● Provided records:
+++
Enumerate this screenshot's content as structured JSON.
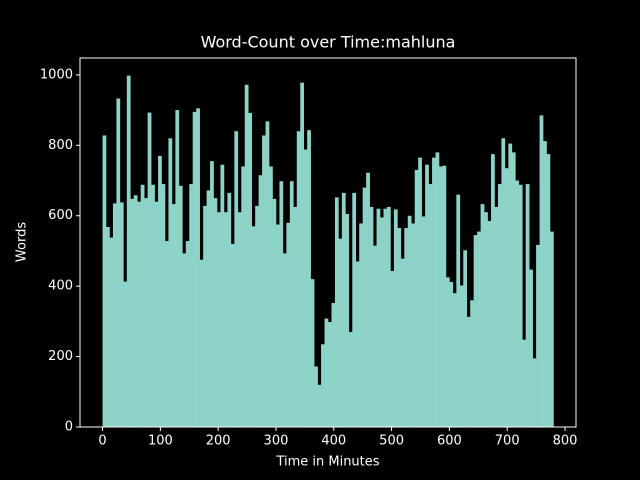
{
  "chart_data": {
    "type": "bar",
    "title": "Word-Count over Time:mahluna",
    "xlabel": "Time in Minutes",
    "ylabel": "Words",
    "background": "#000000",
    "color": "#8dd3c7",
    "x": [
      0,
      6,
      12,
      18,
      24,
      30,
      36,
      42,
      48,
      54,
      60,
      66,
      72,
      78,
      84,
      90,
      96,
      102,
      108,
      114,
      120,
      126,
      132,
      138,
      144,
      150,
      156,
      162,
      168,
      174,
      180,
      186,
      192,
      198,
      204,
      210,
      216,
      222,
      228,
      234,
      240,
      246,
      252,
      258,
      264,
      270,
      276,
      282,
      288,
      294,
      300,
      306,
      312,
      318,
      324,
      330,
      336,
      342,
      348,
      354,
      360,
      366,
      372,
      378,
      384,
      390,
      396,
      402,
      408,
      414,
      420,
      426,
      432,
      438,
      444,
      450,
      456,
      462,
      468,
      474,
      480,
      486,
      492,
      498,
      504,
      510,
      516,
      522,
      528,
      534,
      540,
      546,
      552,
      558,
      564,
      570,
      576,
      582,
      588,
      594,
      600,
      606,
      612,
      618,
      624,
      630,
      636,
      642,
      648,
      654,
      660,
      666,
      672,
      678,
      684,
      690,
      696,
      702,
      708,
      714,
      720,
      726,
      732,
      738,
      744,
      750,
      756,
      762,
      768,
      774
    ],
    "values": [
      828,
      568,
      538,
      635,
      933,
      638,
      413,
      998,
      648,
      658,
      640,
      688,
      650,
      893,
      688,
      640,
      770,
      690,
      528,
      820,
      633,
      900,
      685,
      493,
      528,
      690,
      895,
      905,
      475,
      628,
      672,
      755,
      650,
      610,
      745,
      610,
      665,
      520,
      840,
      610,
      740,
      972,
      892,
      570,
      628,
      715,
      828,
      868,
      740,
      648,
      575,
      698,
      493,
      580,
      698,
      625,
      840,
      978,
      788,
      843,
      420,
      172,
      120,
      235,
      308,
      298,
      352,
      652,
      535,
      665,
      605,
      270,
      665,
      470,
      578,
      680,
      722,
      625,
      515,
      620,
      595,
      620,
      625,
      443,
      618,
      565,
      478,
      565,
      600,
      578,
      730,
      765,
      598,
      745,
      690,
      765,
      780,
      740,
      742,
      425,
      412,
      380,
      660,
      402,
      502,
      313,
      360,
      545,
      555,
      633,
      610,
      585,
      775,
      625,
      690,
      820,
      735,
      805,
      780,
      700,
      688,
      248,
      690,
      447,
      195,
      517,
      885,
      812,
      775,
      555
    ],
    "xlim": [
      -39,
      819
    ],
    "xticks": [
      0,
      100,
      200,
      300,
      400,
      500,
      600,
      700,
      800
    ],
    "ylim": [
      0,
      1048
    ],
    "yticks": [
      0,
      200,
      400,
      600,
      800,
      1000
    ]
  }
}
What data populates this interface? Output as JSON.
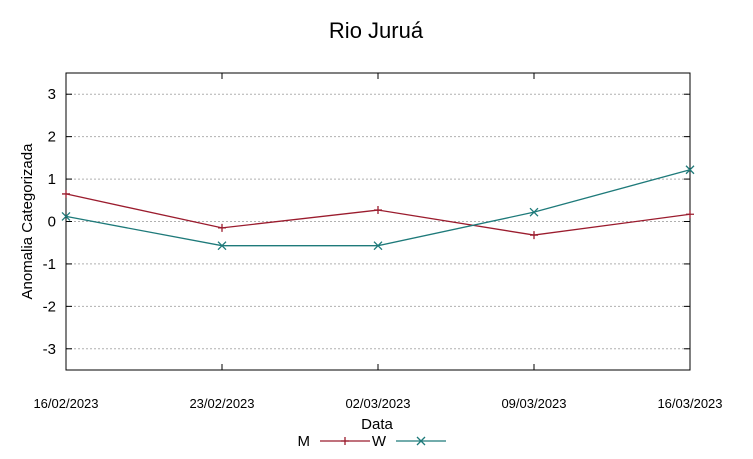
+++
● Aim of the task:
Where a line in the material contains "Time", copy that line.

● Correct result:
    "title": "Word-Count over Time:mahluna",
    "xlabel": "Time in Minutes",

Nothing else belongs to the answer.